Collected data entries
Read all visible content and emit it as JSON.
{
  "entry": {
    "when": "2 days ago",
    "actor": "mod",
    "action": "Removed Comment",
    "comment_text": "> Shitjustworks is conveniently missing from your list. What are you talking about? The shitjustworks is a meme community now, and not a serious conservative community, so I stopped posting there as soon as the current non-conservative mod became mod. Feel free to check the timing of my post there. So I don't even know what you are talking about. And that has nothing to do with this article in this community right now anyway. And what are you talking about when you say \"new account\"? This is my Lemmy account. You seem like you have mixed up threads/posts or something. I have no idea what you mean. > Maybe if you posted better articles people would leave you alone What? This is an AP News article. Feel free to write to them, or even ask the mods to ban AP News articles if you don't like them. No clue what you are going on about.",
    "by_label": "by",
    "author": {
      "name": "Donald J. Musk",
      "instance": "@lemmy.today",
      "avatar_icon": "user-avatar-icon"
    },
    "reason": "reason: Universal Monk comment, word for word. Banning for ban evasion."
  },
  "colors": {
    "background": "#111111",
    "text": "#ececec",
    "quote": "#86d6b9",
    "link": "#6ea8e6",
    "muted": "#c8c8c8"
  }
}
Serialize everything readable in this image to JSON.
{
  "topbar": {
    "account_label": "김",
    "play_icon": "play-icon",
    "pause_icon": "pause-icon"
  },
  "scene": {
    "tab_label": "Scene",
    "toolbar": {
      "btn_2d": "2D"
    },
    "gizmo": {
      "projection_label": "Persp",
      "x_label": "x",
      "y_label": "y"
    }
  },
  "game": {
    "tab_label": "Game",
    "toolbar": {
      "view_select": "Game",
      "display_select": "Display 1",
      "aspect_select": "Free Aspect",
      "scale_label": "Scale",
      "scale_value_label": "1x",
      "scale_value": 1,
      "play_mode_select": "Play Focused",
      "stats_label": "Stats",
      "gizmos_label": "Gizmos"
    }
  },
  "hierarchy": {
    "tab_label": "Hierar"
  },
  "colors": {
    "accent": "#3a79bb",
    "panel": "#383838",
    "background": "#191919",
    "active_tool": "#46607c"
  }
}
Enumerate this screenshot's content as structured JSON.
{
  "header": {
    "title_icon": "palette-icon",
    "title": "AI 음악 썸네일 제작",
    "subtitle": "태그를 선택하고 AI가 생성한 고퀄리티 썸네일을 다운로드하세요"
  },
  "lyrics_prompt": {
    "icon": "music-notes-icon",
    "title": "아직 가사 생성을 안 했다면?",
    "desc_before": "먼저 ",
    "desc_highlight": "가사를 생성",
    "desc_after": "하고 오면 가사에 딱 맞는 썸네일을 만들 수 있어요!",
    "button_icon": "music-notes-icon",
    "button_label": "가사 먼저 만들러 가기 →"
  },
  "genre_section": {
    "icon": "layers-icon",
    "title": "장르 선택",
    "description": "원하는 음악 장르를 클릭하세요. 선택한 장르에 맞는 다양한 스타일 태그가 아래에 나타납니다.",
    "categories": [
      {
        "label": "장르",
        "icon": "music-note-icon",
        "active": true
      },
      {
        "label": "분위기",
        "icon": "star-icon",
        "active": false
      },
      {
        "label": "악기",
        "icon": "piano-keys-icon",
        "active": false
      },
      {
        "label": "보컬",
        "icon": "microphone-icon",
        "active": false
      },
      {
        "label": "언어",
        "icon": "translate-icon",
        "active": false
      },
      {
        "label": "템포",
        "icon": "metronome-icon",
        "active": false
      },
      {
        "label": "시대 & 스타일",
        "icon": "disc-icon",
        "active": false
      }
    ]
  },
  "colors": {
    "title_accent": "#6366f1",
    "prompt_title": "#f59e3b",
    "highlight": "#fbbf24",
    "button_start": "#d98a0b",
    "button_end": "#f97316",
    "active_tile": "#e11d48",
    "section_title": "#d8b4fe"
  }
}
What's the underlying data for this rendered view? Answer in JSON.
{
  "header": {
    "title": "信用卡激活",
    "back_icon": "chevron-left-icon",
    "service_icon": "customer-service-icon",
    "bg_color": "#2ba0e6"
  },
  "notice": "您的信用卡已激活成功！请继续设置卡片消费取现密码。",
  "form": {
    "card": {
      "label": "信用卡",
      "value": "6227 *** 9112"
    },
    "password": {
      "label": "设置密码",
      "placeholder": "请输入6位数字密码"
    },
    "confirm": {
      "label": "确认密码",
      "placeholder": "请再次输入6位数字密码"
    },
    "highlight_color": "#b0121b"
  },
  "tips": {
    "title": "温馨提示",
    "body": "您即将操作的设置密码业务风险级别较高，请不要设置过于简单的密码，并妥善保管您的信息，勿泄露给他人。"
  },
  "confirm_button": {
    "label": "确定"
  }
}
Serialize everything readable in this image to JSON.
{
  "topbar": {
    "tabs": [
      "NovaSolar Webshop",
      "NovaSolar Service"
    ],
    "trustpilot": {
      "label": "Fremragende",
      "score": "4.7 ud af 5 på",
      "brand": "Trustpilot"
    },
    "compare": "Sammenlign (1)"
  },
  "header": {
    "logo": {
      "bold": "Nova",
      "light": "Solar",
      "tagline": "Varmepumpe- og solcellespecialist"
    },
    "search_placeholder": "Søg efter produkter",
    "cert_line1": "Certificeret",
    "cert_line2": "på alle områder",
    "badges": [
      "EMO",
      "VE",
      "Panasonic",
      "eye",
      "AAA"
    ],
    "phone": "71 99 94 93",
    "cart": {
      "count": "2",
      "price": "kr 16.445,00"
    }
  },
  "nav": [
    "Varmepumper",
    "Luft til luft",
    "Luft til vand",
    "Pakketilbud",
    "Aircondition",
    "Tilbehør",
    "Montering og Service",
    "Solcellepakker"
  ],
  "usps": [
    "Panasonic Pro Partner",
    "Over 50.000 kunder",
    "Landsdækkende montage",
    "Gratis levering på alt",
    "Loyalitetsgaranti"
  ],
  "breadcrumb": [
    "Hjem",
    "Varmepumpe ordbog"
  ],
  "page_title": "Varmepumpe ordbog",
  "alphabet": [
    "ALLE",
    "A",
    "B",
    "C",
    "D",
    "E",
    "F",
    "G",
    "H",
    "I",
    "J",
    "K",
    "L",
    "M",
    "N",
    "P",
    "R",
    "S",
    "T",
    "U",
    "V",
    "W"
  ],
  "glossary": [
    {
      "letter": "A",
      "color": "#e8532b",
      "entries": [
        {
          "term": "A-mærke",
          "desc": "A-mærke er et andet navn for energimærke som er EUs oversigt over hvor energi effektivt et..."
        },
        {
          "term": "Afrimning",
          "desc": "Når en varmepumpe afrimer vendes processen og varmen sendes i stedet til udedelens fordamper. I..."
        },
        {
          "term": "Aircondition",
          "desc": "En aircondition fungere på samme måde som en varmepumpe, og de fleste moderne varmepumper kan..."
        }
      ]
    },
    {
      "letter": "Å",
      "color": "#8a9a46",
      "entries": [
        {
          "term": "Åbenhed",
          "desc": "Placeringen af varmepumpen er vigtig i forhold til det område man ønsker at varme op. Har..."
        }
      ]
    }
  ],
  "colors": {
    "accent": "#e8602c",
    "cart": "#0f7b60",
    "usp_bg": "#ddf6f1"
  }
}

The problem >> Search the entries for the word "NovaSolar", then gather every line that has it.

Answer >>
      "NovaSolar Webshop",
      "NovaSolar Service"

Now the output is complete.